WHAT YOU ARE ASKED TO DO
Return every record below exactly as written, omitting any pictures.
┌─ EXCERPTED DATA
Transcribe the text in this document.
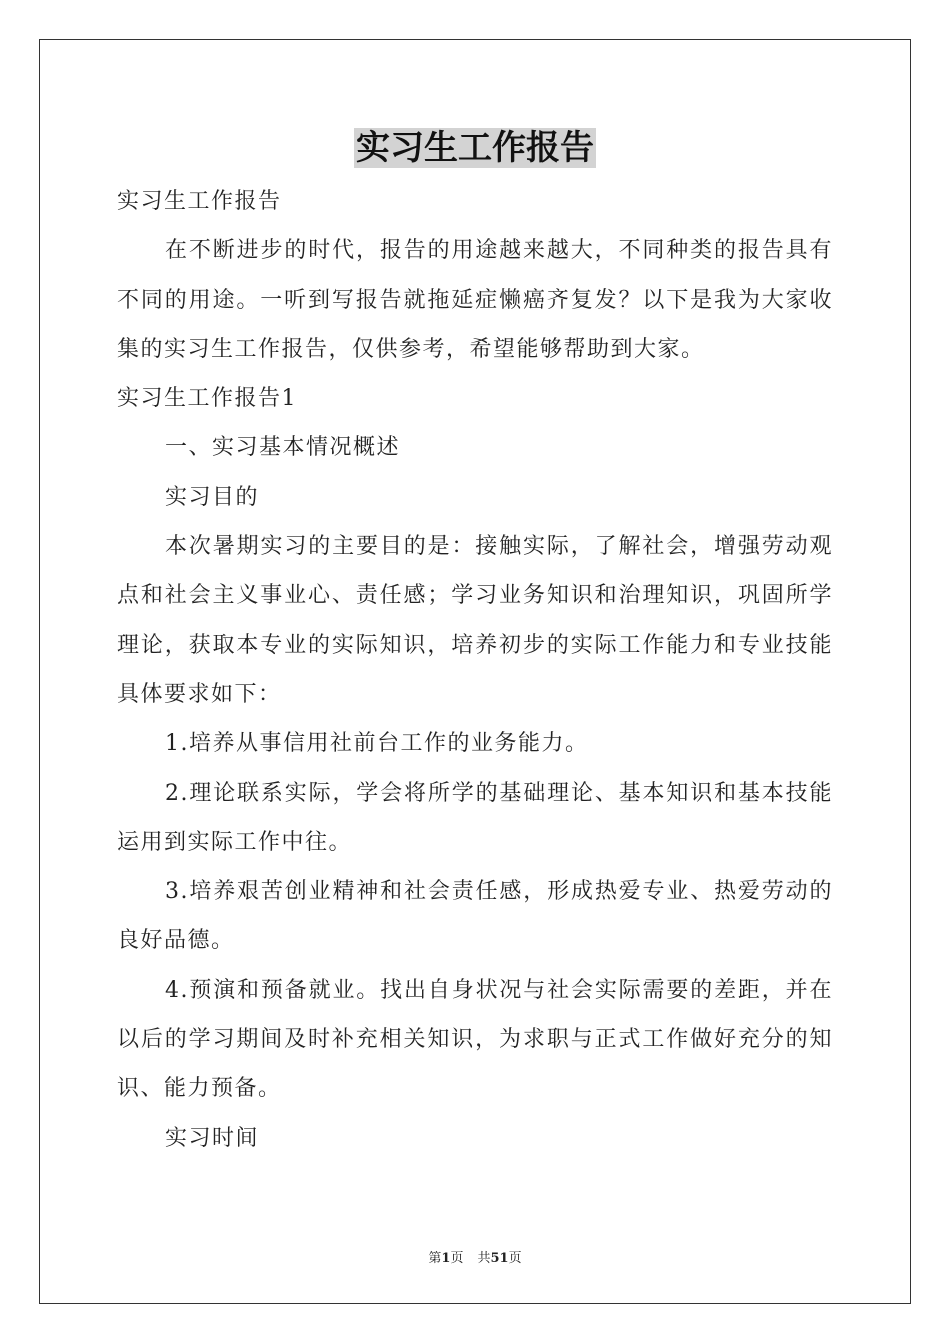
实习生工作报告

实习生工作报告

在不断进步的时代，报告的用途越来越大，不同种类的报告具有不同的用途。一听到写报告就拖延症懒癌齐复发？以下是我为大家收集的实习生工作报告，仅供参考，希望能够帮助到大家。

实习生工作报告1

一、实习基本情况概述

实习目的

本次暑期实习的主要目的是：接触实际，了解社会，增强劳动观点和社会主义事业心、责任感；学习业务知识和治理知识，巩固所学理论，获取本专业的实际知识，培养初步的实际工作能力和专业技能具体要求如下：

1.培养从事信用社前台工作的业务能力。

2.理论联系实际，学会将所学的基础理论、基本知识和基本技能运用到实际工作中往。

3.培养艰苦创业精神和社会责任感，形成热爱专业、热爱劳动的良好品德。

4.预演和预备就业。找出自身状况与社会实际需要的差距，并在以后的学习期间及时补充相关知识，为求职与正式工作做好充分的知识、能力预备。

实习时间

第1页 共51页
└─
THE SOLUTION
Transcribe the text in this document.
实习生工作报告

实习生工作报告

在不断进步的时代，报告的用途越来越大，不同种类的报告具有不同的用途。一听到写报告就拖延症懒癌齐复发？以下是我为大家收集的实习生工作报告，仅供参考，希望能够帮助到大家。

实习生工作报告1

一、实习基本情况概述

实习目的

本次暑期实习的主要目的是：接触实际，了解社会，增强劳动观点和社会主义事业心、责任感；学习业务知识和治理知识，巩固所学理论，获取本专业的实际知识，培养初步的实际工作能力和专业技能具体要求如下：

1.培养从事信用社前台工作的业务能力。

2.理论联系实际，学会将所学的基础理论、基本知识和基本技能运用到实际工作中往。

3.培养艰苦创业精神和社会责任感，形成热爱专业、热爱劳动的良好品德。

4.预演和预备就业。找出自身状况与社会实际需要的差距，并在以后的学习期间及时补充相关知识，为求职与正式工作做好充分的知识、能力预备。

实习时间

第1页 共51页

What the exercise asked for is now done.